## Begin Entries shown

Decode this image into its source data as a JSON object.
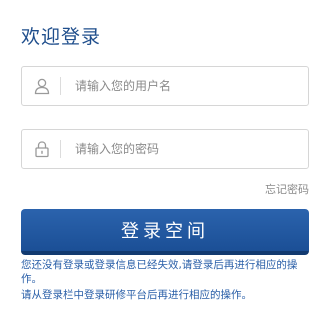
{
  "header": {
    "title": "欢迎登录"
  },
  "form": {
    "username": {
      "placeholder": "请输入您的用户名",
      "value": "",
      "icon": "user-icon"
    },
    "password": {
      "placeholder": "请输入您的密码",
      "value": "",
      "icon": "lock-icon"
    },
    "forgot_label": "忘记密码",
    "submit_label": "登录空间"
  },
  "notes": {
    "line1": "您还没有登录或登录信息已经失效,请登录后再进行相应的操作。",
    "line2": "请从登录栏中登录研修平台后再进行相应的操作。"
  },
  "colors": {
    "title": "#1f4e8c",
    "button": "#1b4f96",
    "note": "#2a5fa8"
  }
}
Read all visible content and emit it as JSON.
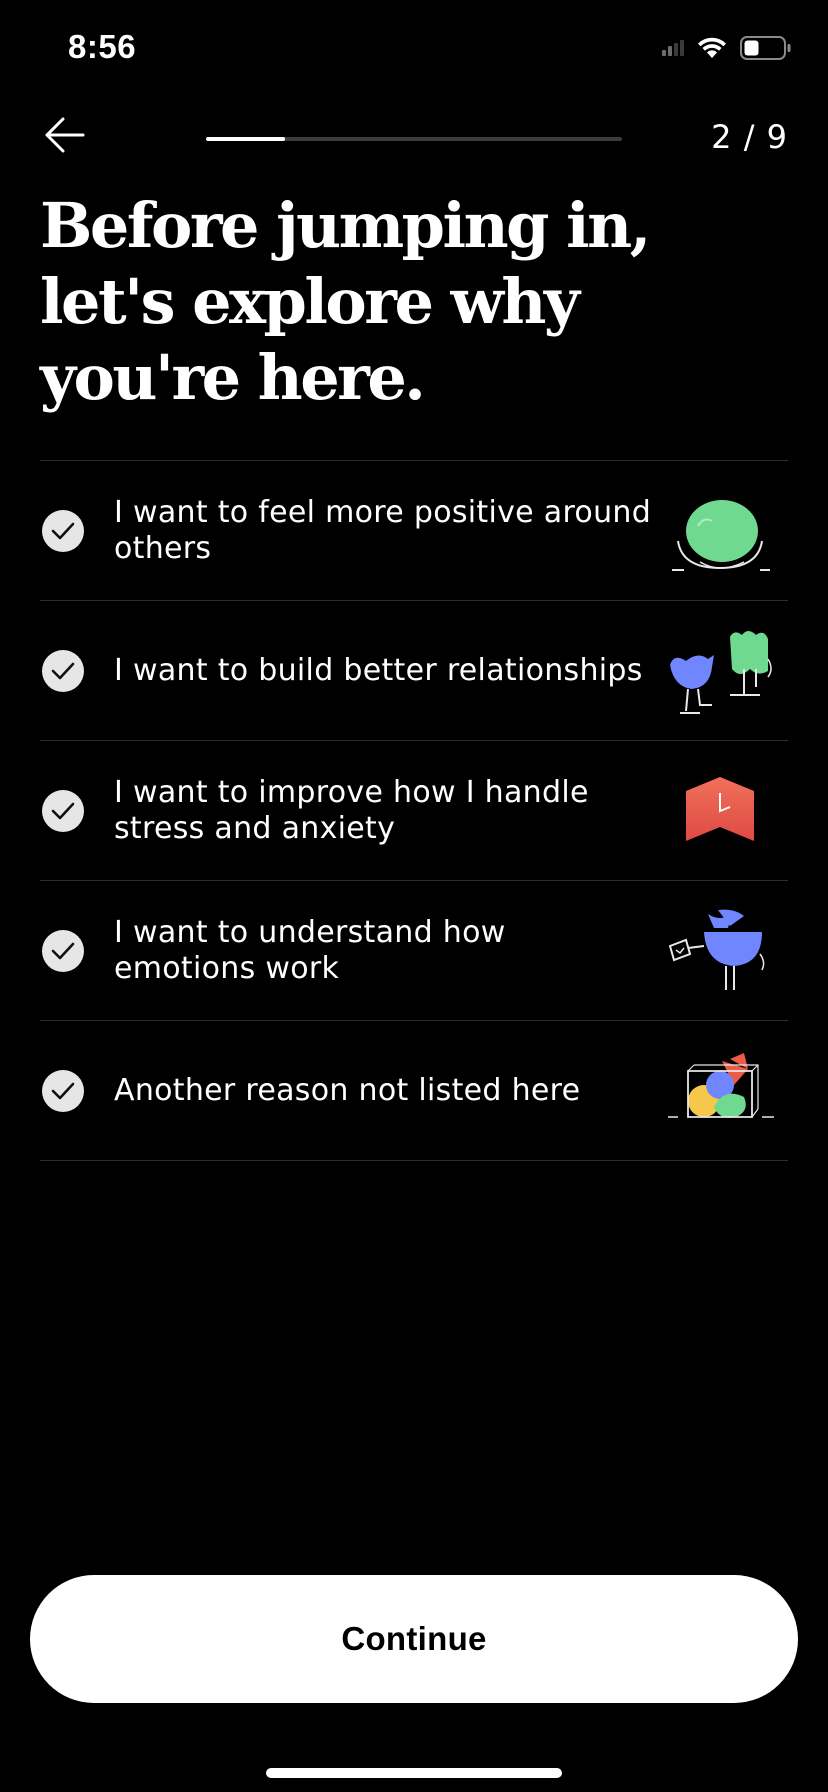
{
  "status_bar": {
    "time": "8:56",
    "signal_icon": "cellular-signal-icon",
    "wifi_icon": "wifi-icon",
    "battery_icon": "battery-icon"
  },
  "nav": {
    "back_icon": "arrow-left-icon",
    "progress_fraction": 0.19,
    "step_counter": "2 / 9"
  },
  "title": "Before jumping in, let's explore why you're here.",
  "options": [
    {
      "label": "I want to feel more positive around others",
      "checked": true,
      "illustration": "green-blob-bowl-illustration"
    },
    {
      "label": "I want to build better relationships",
      "checked": true,
      "illustration": "blue-bird-green-plant-illustration"
    },
    {
      "label": "I want to improve how I handle stress and anxiety",
      "checked": true,
      "illustration": "red-clock-banner-illustration"
    },
    {
      "label": "I want to understand how emotions work",
      "checked": true,
      "illustration": "blue-creature-flag-illustration"
    },
    {
      "label": "Another reason not listed here",
      "checked": true,
      "illustration": "colorful-shapes-box-illustration"
    }
  ],
  "continue_label": "Continue",
  "colors": {
    "background": "#000000",
    "check_fill": "#e6e6e6",
    "divider": "#2c2c2c",
    "progress_track": "#3c3c3c",
    "accent_green": "#6fd98f",
    "accent_blue": "#6f86ff",
    "accent_red": "#ec5b48",
    "accent_yellow": "#f5c84b"
  }
}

## End Entries shown

» Stated task
Quote every record above exactly, omitting any pictures they contain.

» Solution for this task
Decode this image into its source data as a JSON object.
{
  "header": {
    "title": "欢迎登录"
  },
  "form": {
    "username": {
      "placeholder": "请输入您的用户名",
      "value": "",
      "icon": "user-icon"
    },
    "password": {
      "placeholder": "请输入您的密码",
      "value": "",
      "icon": "lock-icon"
    },
    "forgot_label": "忘记密码",
    "submit_label": "登录空间"
  },
  "notes": {
    "line1": "您还没有登录或登录信息已经失效,请登录后再进行相应的操作。",
    "line2": "请从登录栏中登录研修平台后再进行相应的操作。"
  },
  "colors": {
    "title": "#1f4e8c",
    "button": "#1b4f96",
    "note": "#2a5fa8"
  }
}
Read all visible content and emit it as JSON.
{
  "status_bar": {
    "time": "8:56",
    "signal_icon": "cellular-signal-icon",
    "wifi_icon": "wifi-icon",
    "battery_icon": "battery-icon"
  },
  "nav": {
    "back_icon": "arrow-left-icon",
    "progress_fraction": 0.19,
    "step_counter": "2 / 9"
  },
  "title": "Before jumping in, let's explore why you're here.",
  "options": [
    {
      "label": "I want to feel more positive around others",
      "checked": true,
      "illustration": "green-blob-bowl-illustration"
    },
    {
      "label": "I want to build better relationships",
      "checked": true,
      "illustration": "blue-bird-green-plant-illustration"
    },
    {
      "label": "I want to improve how I handle stress and anxiety",
      "checked": true,
      "illustration": "red-clock-banner-illustration"
    },
    {
      "label": "I want to understand how emotions work",
      "checked": true,
      "illustration": "blue-creature-flag-illustration"
    },
    {
      "label": "Another reason not listed here",
      "checked": true,
      "illustration": "colorful-shapes-box-illustration"
    }
  ],
  "continue_label": "Continue",
  "colors": {
    "background": "#000000",
    "check_fill": "#e6e6e6",
    "divider": "#2c2c2c",
    "progress_track": "#3c3c3c",
    "accent_green": "#6fd98f",
    "accent_blue": "#6f86ff",
    "accent_red": "#ec5b48",
    "accent_yellow": "#f5c84b"
  }
}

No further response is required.